#### EXERCISE DESCRIPTION
Copy out the listing exactly.

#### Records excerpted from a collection
= = = = = = =
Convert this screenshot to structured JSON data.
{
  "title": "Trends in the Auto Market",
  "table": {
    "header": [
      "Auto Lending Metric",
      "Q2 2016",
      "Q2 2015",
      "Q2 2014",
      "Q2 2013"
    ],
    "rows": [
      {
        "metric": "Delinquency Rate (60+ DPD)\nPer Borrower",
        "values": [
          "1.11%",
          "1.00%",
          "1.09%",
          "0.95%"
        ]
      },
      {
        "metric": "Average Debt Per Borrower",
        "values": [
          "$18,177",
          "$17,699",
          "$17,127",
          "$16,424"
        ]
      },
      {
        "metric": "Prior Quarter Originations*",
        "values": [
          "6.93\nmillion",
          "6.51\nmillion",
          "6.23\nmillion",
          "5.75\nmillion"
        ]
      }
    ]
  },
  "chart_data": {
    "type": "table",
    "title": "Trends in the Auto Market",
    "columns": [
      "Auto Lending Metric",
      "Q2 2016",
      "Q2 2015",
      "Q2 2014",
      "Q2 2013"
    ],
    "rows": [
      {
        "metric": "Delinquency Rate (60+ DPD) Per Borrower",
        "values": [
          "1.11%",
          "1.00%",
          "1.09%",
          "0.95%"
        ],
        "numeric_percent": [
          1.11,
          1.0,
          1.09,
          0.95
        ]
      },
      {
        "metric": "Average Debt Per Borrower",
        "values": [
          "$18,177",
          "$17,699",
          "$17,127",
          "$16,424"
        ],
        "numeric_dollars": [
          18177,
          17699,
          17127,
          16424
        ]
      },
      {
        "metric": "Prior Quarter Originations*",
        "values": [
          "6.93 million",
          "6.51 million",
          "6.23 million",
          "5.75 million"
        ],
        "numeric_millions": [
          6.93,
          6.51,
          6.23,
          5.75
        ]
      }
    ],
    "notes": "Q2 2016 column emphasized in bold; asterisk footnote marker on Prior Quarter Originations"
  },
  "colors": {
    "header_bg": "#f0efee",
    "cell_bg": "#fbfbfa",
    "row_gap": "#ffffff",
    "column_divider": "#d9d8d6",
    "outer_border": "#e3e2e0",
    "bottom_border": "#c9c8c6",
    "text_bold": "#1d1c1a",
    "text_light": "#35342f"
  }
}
= = = = = = =
#### ANSWER TO THE EXERCISE
Convert this screenshot to structured JSON data.
{
  "title": "Trends in the Auto Market",
  "table": {
    "header": [
      "Auto Lending Metric",
      "Q2 2016",
      "Q2 2015",
      "Q2 2014",
      "Q2 2013"
    ],
    "rows": [
      {
        "metric": "Delinquency Rate (60+ DPD)\nPer Borrower",
        "values": [
          "1.11%",
          "1.00%",
          "1.09%",
          "0.95%"
        ]
      },
      {
        "metric": "Average Debt Per Borrower",
        "values": [
          "$18,177",
          "$17,699",
          "$17,127",
          "$16,424"
        ]
      },
      {
        "metric": "Prior Quarter Originations*",
        "values": [
          "6.93\nmillion",
          "6.51\nmillion",
          "6.23\nmillion",
          "5.75\nmillion"
        ]
      }
    ]
  },
  "chart_data": {
    "type": "table",
    "title": "Trends in the Auto Market",
    "columns": [
      "Auto Lending Metric",
      "Q2 2016",
      "Q2 2015",
      "Q2 2014",
      "Q2 2013"
    ],
    "rows": [
      {
        "metric": "Delinquency Rate (60+ DPD) Per Borrower",
        "values": [
          "1.11%",
          "1.00%",
          "1.09%",
          "0.95%"
        ],
        "numeric_percent": [
          1.11,
          1.0,
          1.09,
          0.95
        ]
      },
      {
        "metric": "Average Debt Per Borrower",
        "values": [
          "$18,177",
          "$17,699",
          "$17,127",
          "$16,424"
        ],
        "numeric_dollars": [
          18177,
          17699,
          17127,
          16424
        ]
      },
      {
        "metric": "Prior Quarter Originations*",
        "values": [
          "6.93 million",
          "6.51 million",
          "6.23 million",
          "5.75 million"
        ],
        "numeric_millions": [
          6.93,
          6.51,
          6.23,
          5.75
        ]
      }
    ],
    "notes": "Q2 2016 column emphasized in bold; asterisk footnote marker on Prior Quarter Originations"
  },
  "colors": {
    "header_bg": "#f0efee",
    "cell_bg": "#fbfbfa",
    "row_gap": "#ffffff",
    "column_divider": "#d9d8d6",
    "outer_border": "#e3e2e0",
    "bottom_border": "#c9c8c6",
    "text_bold": "#1d1c1a",
    "text_light": "#35342f"
  }
}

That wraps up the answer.